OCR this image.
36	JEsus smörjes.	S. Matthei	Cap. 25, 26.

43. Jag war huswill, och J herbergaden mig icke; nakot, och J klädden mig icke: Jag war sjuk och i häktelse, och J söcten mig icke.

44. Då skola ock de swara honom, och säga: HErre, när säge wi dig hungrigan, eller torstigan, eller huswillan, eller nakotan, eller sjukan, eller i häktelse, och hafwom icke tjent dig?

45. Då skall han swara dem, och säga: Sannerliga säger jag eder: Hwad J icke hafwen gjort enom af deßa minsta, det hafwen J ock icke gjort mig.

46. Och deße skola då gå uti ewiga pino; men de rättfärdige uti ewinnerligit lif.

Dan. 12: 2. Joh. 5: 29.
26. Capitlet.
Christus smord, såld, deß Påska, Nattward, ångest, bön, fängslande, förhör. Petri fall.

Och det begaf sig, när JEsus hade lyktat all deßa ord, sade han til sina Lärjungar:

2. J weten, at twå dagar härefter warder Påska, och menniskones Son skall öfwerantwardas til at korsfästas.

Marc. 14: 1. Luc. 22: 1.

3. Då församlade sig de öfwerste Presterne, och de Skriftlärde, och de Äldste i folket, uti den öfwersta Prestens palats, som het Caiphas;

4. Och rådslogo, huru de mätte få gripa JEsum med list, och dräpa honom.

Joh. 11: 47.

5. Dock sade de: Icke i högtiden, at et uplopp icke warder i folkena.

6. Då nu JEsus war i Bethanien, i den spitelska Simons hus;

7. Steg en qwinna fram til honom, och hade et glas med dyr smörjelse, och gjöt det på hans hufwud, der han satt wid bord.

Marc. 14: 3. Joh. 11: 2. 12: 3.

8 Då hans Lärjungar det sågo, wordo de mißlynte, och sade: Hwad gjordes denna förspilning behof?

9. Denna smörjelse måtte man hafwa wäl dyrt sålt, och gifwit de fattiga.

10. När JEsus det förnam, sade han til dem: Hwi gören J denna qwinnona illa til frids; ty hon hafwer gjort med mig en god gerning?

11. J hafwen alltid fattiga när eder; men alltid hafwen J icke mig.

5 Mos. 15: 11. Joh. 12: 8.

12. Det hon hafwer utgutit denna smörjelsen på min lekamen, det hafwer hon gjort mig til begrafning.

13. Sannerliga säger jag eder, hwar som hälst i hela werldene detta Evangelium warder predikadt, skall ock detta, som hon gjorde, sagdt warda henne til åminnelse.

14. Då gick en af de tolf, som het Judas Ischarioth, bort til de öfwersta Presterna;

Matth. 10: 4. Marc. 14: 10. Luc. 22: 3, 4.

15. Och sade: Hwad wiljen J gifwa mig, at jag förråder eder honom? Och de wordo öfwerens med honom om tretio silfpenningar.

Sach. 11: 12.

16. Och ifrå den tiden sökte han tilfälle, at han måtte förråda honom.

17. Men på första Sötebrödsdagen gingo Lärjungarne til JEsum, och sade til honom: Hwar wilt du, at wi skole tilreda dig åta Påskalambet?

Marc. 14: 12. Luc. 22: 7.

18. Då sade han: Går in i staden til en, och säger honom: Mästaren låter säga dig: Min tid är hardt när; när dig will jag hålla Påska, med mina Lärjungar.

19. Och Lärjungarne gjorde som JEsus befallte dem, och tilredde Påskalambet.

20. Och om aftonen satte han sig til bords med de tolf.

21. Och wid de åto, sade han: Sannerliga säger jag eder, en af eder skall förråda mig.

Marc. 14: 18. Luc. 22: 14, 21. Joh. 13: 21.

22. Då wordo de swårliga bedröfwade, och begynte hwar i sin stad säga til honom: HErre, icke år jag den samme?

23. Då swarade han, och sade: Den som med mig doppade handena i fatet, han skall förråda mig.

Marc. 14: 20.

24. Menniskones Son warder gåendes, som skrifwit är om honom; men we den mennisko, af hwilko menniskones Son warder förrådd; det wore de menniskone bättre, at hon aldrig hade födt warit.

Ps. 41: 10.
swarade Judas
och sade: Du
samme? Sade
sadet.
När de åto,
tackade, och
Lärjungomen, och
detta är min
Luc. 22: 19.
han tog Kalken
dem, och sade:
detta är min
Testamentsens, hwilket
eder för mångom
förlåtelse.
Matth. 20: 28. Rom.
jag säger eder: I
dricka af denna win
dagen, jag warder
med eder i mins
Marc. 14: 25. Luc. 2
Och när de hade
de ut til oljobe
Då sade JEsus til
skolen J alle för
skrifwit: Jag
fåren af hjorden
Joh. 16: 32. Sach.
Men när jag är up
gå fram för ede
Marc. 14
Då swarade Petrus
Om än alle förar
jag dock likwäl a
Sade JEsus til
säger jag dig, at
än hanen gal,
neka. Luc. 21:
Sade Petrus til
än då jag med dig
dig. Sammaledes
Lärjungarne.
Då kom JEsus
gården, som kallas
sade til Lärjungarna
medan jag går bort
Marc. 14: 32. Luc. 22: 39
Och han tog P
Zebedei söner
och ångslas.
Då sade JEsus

## PROBLEM
Scan the material above. Copy each line that holds the word "Lärjungarne".

## EXERCISE ANSWER
17. Men på första Sötebrödsdagen gingo Lärjungarne til JEsum, och sade til honom: Hwar wilt du, at wi skole tilreda dig åta Påskalambet?
19. Och Lärjungarne gjorde som JEsus befallte dem, och tilredde Påskalambet.
Lärjungarne.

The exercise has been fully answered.